Extracted data entries
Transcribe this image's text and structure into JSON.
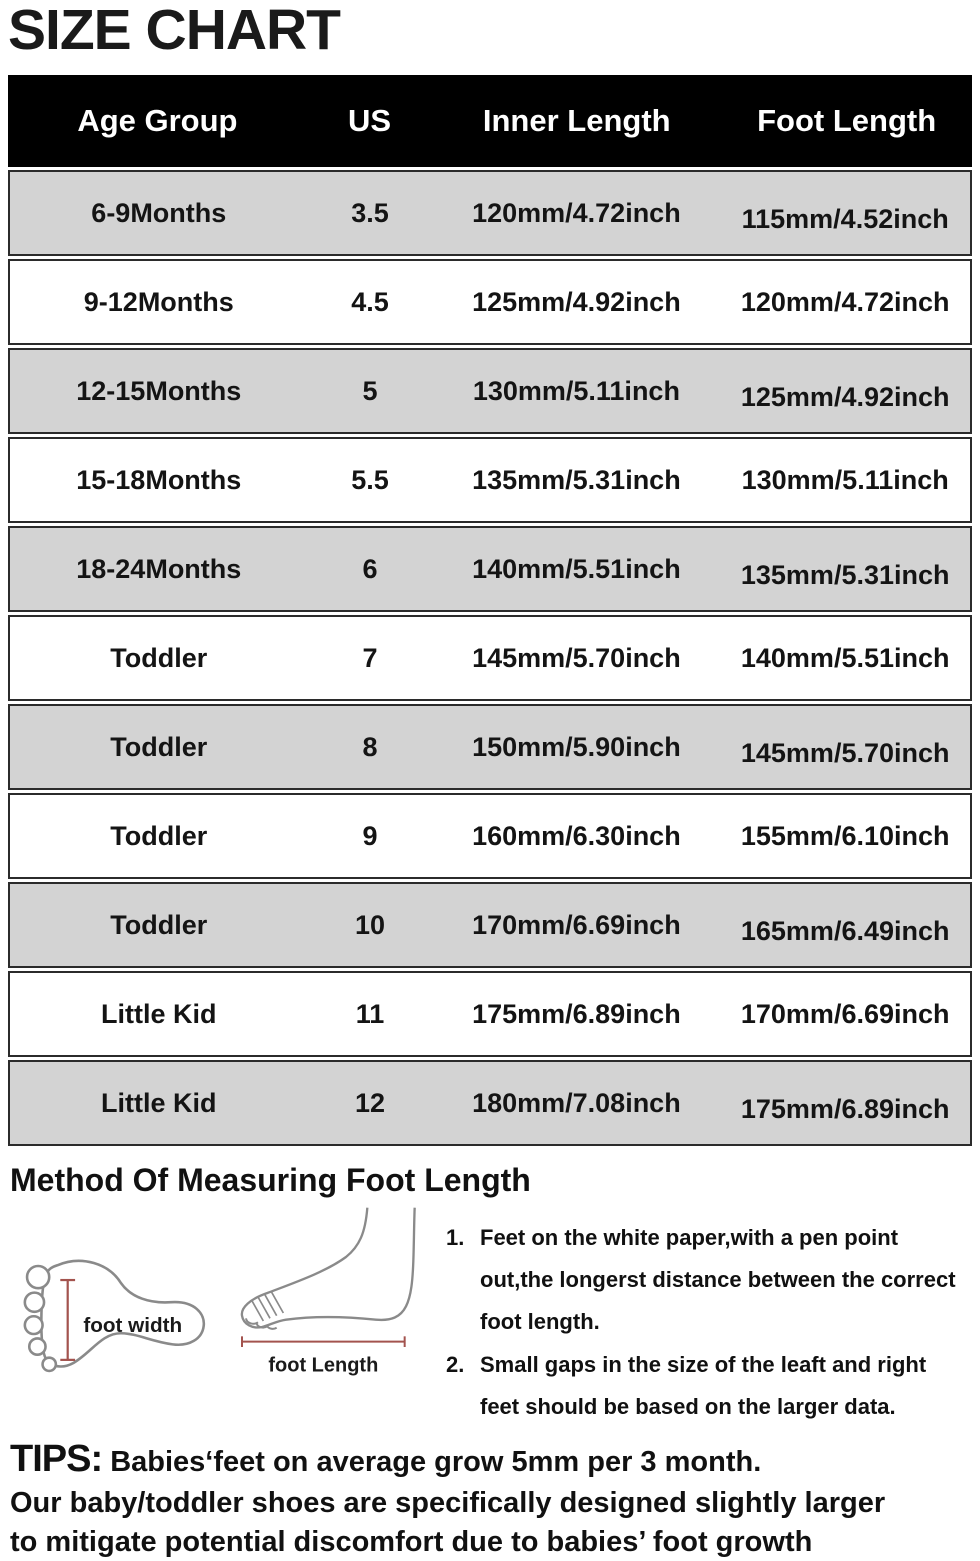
{
  "title": "SIZE CHART",
  "table": {
    "headers": [
      "Age Group",
      "US",
      "Inner Length",
      "Foot Length"
    ],
    "rows": [
      [
        "6-9Months",
        "3.5",
        "120mm/4.72inch",
        "115mm/4.52inch"
      ],
      [
        "9-12Months",
        "4.5",
        "125mm/4.92inch",
        "120mm/4.72inch"
      ],
      [
        "12-15Months",
        "5",
        "130mm/5.11inch",
        "125mm/4.92inch"
      ],
      [
        "15-18Months",
        "5.5",
        "135mm/5.31inch",
        "130mm/5.11inch"
      ],
      [
        "18-24Months",
        "6",
        "140mm/5.51inch",
        "135mm/5.31inch"
      ],
      [
        "Toddler",
        "7",
        "145mm/5.70inch",
        "140mm/5.51inch"
      ],
      [
        "Toddler",
        "8",
        "150mm/5.90inch",
        "145mm/5.70inch"
      ],
      [
        "Toddler",
        "9",
        "160mm/6.30inch",
        "155mm/6.10inch"
      ],
      [
        "Toddler",
        "10",
        "170mm/6.69inch",
        "165mm/6.49inch"
      ],
      [
        "Little Kid",
        "11",
        "175mm/6.89inch",
        "170mm/6.69inch"
      ],
      [
        "Little Kid",
        "12",
        "180mm/7.08inch",
        "175mm/6.89inch"
      ]
    ]
  },
  "method": {
    "heading": "Method Of Measuring Foot Length",
    "foot_width_label": "foot width",
    "foot_length_label": "foot Length",
    "instructions": [
      {
        "num": "1.",
        "text": "Feet on the white paper,with a pen point out,the longerst distance between the correct foot length."
      },
      {
        "num": "2.",
        "text": "Small gaps in the size of the leaft and right feet should be based on the larger data."
      }
    ]
  },
  "tips": {
    "label": "TIPS:",
    "line1": "Babies‘feet on average grow 5mm per 3 month.",
    "line2": "Our baby/toddler shoes are specifically designed slightly larger",
    "line3": "to mitigate potential discomfort due to babies’ foot growth"
  },
  "colors": {
    "header_bg": "#000000",
    "header_text": "#ffffff",
    "row_gray": "#d3d3d3",
    "row_white": "#ffffff",
    "border": "#2b2b2b",
    "measure_line": "#a3534e",
    "foot_outline": "#8a8a8a",
    "text": "#141414"
  }
}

> WHAT IS BEING ASKED:
Exclude the pictures, and transcribe all of the material exactly.

> RESPONSE:
Transcribe this image's text and structure into JSON.
{
  "title": "SIZE CHART",
  "table": {
    "headers": [
      "Age Group",
      "US",
      "Inner Length",
      "Foot Length"
    ],
    "rows": [
      [
        "6-9Months",
        "3.5",
        "120mm/4.72inch",
        "115mm/4.52inch"
      ],
      [
        "9-12Months",
        "4.5",
        "125mm/4.92inch",
        "120mm/4.72inch"
      ],
      [
        "12-15Months",
        "5",
        "130mm/5.11inch",
        "125mm/4.92inch"
      ],
      [
        "15-18Months",
        "5.5",
        "135mm/5.31inch",
        "130mm/5.11inch"
      ],
      [
        "18-24Months",
        "6",
        "140mm/5.51inch",
        "135mm/5.31inch"
      ],
      [
        "Toddler",
        "7",
        "145mm/5.70inch",
        "140mm/5.51inch"
      ],
      [
        "Toddler",
        "8",
        "150mm/5.90inch",
        "145mm/5.70inch"
      ],
      [
        "Toddler",
        "9",
        "160mm/6.30inch",
        "155mm/6.10inch"
      ],
      [
        "Toddler",
        "10",
        "170mm/6.69inch",
        "165mm/6.49inch"
      ],
      [
        "Little Kid",
        "11",
        "175mm/6.89inch",
        "170mm/6.69inch"
      ],
      [
        "Little Kid",
        "12",
        "180mm/7.08inch",
        "175mm/6.89inch"
      ]
    ]
  },
  "method": {
    "heading": "Method Of Measuring Foot Length",
    "foot_width_label": "foot width",
    "foot_length_label": "foot Length",
    "instructions": [
      {
        "num": "1.",
        "text": "Feet on the white paper,with a pen point out,the longerst distance between the correct foot length."
      },
      {
        "num": "2.",
        "text": "Small gaps in the size of the leaft and right feet should be based on the larger data."
      }
    ]
  },
  "tips": {
    "label": "TIPS:",
    "line1": "Babies‘feet on average grow 5mm per 3 month.",
    "line2": "Our baby/toddler shoes are specifically designed slightly larger",
    "line3": "to mitigate potential discomfort due to babies’ foot growth"
  },
  "colors": {
    "header_bg": "#000000",
    "header_text": "#ffffff",
    "row_gray": "#d3d3d3",
    "row_white": "#ffffff",
    "border": "#2b2b2b",
    "measure_line": "#a3534e",
    "foot_outline": "#8a8a8a",
    "text": "#141414"
  }
}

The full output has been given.